Directions for this task: Reproduce, line for line, the stretch of the material below from its first line through the line that contains "answer-list: E-Line, point-to-point". Output only those lines.

Spatial annotation material

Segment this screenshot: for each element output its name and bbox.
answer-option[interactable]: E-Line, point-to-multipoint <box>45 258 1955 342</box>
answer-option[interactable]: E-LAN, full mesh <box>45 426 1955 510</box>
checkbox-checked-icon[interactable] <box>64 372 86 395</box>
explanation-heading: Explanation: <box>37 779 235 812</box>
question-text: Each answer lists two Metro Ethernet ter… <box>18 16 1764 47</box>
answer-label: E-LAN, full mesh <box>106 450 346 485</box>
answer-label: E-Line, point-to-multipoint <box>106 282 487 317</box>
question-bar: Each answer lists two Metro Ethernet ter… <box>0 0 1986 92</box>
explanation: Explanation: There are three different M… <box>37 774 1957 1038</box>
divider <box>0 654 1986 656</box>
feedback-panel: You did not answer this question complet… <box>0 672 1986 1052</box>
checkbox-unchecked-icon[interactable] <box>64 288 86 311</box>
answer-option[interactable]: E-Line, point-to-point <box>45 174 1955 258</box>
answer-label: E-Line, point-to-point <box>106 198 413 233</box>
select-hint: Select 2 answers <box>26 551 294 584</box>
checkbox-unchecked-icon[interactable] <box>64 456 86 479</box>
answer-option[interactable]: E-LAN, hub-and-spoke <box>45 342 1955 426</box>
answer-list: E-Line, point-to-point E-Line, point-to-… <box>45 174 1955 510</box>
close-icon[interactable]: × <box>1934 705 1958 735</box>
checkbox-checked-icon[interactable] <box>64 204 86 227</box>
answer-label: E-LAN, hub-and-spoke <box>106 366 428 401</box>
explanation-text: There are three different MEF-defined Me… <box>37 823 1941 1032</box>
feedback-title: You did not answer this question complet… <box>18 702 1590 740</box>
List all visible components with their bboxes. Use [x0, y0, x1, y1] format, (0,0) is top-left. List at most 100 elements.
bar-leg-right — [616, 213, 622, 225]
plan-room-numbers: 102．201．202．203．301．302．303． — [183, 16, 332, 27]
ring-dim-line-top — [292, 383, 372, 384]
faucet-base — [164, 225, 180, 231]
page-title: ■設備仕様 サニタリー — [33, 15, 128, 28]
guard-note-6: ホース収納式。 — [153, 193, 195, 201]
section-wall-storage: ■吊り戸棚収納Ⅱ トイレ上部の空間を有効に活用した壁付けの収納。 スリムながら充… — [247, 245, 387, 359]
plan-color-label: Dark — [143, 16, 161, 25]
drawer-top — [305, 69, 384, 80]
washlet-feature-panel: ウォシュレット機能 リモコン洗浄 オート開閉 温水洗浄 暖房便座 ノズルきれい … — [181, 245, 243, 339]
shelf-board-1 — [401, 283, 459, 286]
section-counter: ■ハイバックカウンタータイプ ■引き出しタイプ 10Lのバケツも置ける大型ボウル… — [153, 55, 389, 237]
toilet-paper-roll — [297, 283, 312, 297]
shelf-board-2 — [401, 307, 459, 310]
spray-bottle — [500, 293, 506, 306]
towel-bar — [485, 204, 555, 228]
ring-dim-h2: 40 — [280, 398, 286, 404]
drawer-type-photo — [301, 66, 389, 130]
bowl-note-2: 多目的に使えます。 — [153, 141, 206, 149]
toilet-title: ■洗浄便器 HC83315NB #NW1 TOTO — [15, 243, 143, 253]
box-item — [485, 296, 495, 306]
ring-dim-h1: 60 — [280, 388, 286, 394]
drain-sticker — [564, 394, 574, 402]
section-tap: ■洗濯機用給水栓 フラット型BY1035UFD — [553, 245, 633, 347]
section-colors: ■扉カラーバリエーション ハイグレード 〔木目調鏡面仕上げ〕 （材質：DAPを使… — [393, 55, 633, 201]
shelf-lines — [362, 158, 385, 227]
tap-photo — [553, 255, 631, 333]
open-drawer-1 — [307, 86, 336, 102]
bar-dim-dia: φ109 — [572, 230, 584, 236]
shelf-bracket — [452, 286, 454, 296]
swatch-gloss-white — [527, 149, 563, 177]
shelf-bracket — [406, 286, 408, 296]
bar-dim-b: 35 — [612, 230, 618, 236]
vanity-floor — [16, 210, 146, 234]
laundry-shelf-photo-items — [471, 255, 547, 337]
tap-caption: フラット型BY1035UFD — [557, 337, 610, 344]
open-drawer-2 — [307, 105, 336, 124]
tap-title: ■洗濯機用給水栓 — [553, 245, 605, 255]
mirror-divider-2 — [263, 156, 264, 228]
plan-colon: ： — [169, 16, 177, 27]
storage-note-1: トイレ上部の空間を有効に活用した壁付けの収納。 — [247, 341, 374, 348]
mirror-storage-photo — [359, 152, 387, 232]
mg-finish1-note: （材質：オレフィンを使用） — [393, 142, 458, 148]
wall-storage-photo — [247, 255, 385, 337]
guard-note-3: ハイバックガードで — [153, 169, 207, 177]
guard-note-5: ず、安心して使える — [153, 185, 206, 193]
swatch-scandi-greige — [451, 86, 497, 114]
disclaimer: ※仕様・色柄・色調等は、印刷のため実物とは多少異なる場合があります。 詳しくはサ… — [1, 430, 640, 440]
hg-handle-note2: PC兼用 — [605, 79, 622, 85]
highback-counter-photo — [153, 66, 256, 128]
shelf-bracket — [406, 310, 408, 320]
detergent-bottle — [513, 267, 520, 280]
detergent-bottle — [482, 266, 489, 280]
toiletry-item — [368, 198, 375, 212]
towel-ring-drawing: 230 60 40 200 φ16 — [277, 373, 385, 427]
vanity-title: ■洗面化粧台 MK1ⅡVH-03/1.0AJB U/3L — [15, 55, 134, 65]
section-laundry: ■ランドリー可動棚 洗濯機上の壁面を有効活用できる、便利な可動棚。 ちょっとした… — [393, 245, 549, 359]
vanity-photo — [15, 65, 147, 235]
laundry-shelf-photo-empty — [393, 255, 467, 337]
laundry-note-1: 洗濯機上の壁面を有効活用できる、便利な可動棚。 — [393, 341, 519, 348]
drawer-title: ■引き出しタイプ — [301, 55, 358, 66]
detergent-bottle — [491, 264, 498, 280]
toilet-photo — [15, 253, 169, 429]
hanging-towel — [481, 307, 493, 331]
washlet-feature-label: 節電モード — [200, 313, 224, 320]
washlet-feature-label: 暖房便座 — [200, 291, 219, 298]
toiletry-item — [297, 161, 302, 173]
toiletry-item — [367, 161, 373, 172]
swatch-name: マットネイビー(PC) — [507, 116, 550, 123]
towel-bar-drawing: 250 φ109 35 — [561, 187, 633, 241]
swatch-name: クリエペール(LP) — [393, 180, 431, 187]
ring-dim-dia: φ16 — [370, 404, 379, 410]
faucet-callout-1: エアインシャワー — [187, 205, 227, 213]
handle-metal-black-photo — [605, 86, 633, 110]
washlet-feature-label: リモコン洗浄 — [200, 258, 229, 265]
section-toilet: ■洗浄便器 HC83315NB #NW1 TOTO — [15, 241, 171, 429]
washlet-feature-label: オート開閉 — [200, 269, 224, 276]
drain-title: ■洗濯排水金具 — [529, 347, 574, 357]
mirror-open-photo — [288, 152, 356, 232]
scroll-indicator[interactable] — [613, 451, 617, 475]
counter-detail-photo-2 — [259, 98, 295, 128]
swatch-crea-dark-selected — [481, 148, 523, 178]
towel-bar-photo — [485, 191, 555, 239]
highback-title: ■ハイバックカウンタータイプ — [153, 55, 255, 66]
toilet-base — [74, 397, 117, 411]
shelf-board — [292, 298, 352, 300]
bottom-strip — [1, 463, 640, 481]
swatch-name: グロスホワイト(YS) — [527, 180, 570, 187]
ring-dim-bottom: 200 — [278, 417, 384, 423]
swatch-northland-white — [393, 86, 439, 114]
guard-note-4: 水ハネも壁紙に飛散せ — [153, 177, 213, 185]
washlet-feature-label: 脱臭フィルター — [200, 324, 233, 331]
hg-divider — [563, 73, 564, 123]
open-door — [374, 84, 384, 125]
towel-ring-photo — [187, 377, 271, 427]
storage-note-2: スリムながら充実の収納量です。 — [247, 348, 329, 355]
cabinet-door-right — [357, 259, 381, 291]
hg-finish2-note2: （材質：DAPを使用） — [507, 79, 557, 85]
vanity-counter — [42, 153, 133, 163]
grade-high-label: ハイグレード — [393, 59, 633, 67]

Result for this exercise:
Segment this screenshot: for each element output its name and bbox.
answer-option[interactable]: E-Line, point-to-multipoint <box>45 258 1955 342</box>
answer-option[interactable]: E-LAN, full mesh <box>45 426 1955 510</box>
checkbox-checked-icon[interactable] <box>64 372 86 395</box>
explanation-heading: Explanation: <box>37 779 235 812</box>
question-text: Each answer lists two Metro Ethernet ter… <box>18 16 1764 47</box>
answer-label: E-LAN, full mesh <box>106 450 346 485</box>
answer-label: E-Line, point-to-multipoint <box>106 282 487 317</box>
question-bar: Each answer lists two Metro Ethernet ter… <box>0 0 1986 92</box>
explanation: Explanation: There are three different M… <box>37 774 1957 1038</box>
divider <box>0 654 1986 656</box>
feedback-panel: You did not answer this question complet… <box>0 672 1986 1052</box>
checkbox-unchecked-icon[interactable] <box>64 288 86 311</box>
answer-option[interactable]: E-Line, point-to-point <box>45 174 1955 258</box>
answer-label: E-Line, point-to-point <box>106 198 413 233</box>
select-hint: Select 2 answers <box>26 551 294 584</box>
checkbox-unchecked-icon[interactable] <box>64 456 86 479</box>
answer-option[interactable]: E-LAN, hub-and-spoke <box>45 342 1955 426</box>
answer-list: E-Line, point-to-point E-Line, point-to-… <box>45 174 1955 510</box>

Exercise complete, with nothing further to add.